● ТЕКСТ ДЛЯ ЧТЕНИЯ:
На главную / Интервью / 2017 год

03.05.2017

У нас в гостях — писатель Евгений Попов

Материал посвящен памяти Дмитрия Александровича Пригова.

Евгений Анатольевич Попов родился в Красноярске в 1946 году. Окончил Московский геологоразведочный институт. Первая значимая публикация — журнал «Новый мир» 1976 год, с предисловием Василия Шукшина. Автор альманаха «Метрополь». Первая книга — «Веселие Руси» 1981 год, издательство «Ардис» США. Член Шведского и Русского Пен-клубов. Произведения переведены на многие языки мира. Живет в Москве.

Дешевые детские носки

Евгений Анатольевич, к сожалению, повод для разговора грустный: на днях скончался Дмитрий Александрович Пригов (насколько я знаю, не чужой для Вас человек), в апреле умер Роман Солнцев — что это: уходит поколение (они — ровесники, хотя и очень разные, понятное дело), смена литературных эпох? И если так, то, что нас ждет, появление каких авторов на российском литературном пространстве Вы ожидаете (имена, направления, /явки, пароли/ (шучу)? И видите ли Вы себя в этом новом потоке (если случится таковой)? И… насколько велика потеря (Пригов, Солнцев, Ростропович, а может быть и Ельцин, наконец?) Что они для нас (для Вас значили)?

Да, в этом году ушли из жизни один за одним три очень близких мне человека. Роман Горич, над которым я подшучивал во многих моих сочинениях, изображая его то бродячим проповедником, то религиозным неофитом, Роман Солнцев, которого я знаю с 1962 года и Дмитрий Александрович Пригов. Мало кто знает, что Пригов был моим крестным сыном — в прямом, а не переносном смысле этого слова. Пригов крестился в православную веру в 1984 году при моем непосредственном участии. Не знаю, уходит ли поколение. Слава Богу, еще живы, дай им Бог здоровья, старшие — патриарх, режиссер Ю. П. Любимов, ему вот-вот будет 90, В. П. Аксенов, которому 20 августа будет 75, критик И. Н. Соловьева — один из первых авторов рецензий на мои сочинения, ей в ноябре будет 80, Солженицын жив. А вот мои сверстники — кто чуть старше, кто моложе — что-то очень быстро и дружно направились ТУДА.

● ИСХОДНЫЕ ДАННЫЕ:
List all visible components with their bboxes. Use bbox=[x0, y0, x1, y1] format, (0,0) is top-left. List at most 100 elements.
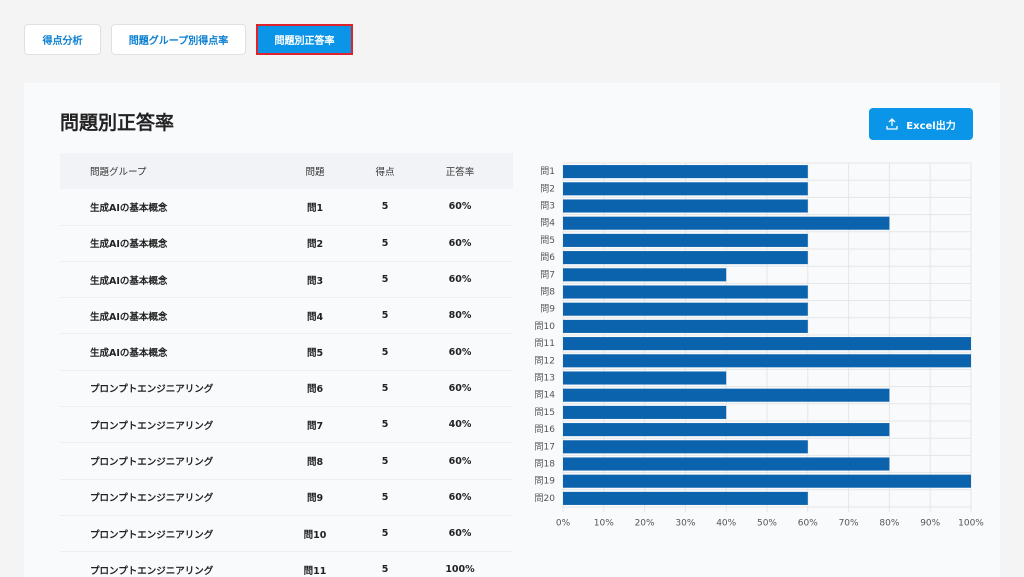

● СУТЬ ЗАДАНИЯ: Соответствуют ли интервью с Евгением Поповым утверждения (a) Пригов крестился в православную веру в 1984 году; (b) Роман Солнцев знаком Попову с 1976 года; (c) Попов окончил Московский геологоразведочный институт? На каждое ответьте «да» или «нет» и приведите решающие слова из интервью дословно.

● ПОЛНЫЙ ОТВЕТ:
(a) Да: «Пригов крестился в православную веру в 1984 году при моем непосредственном участии».
(b) Нет: «Роман Солнцев, которого я знаю с 1962 года».
(c) Да: «Окончил Московский геологоразведочный институт».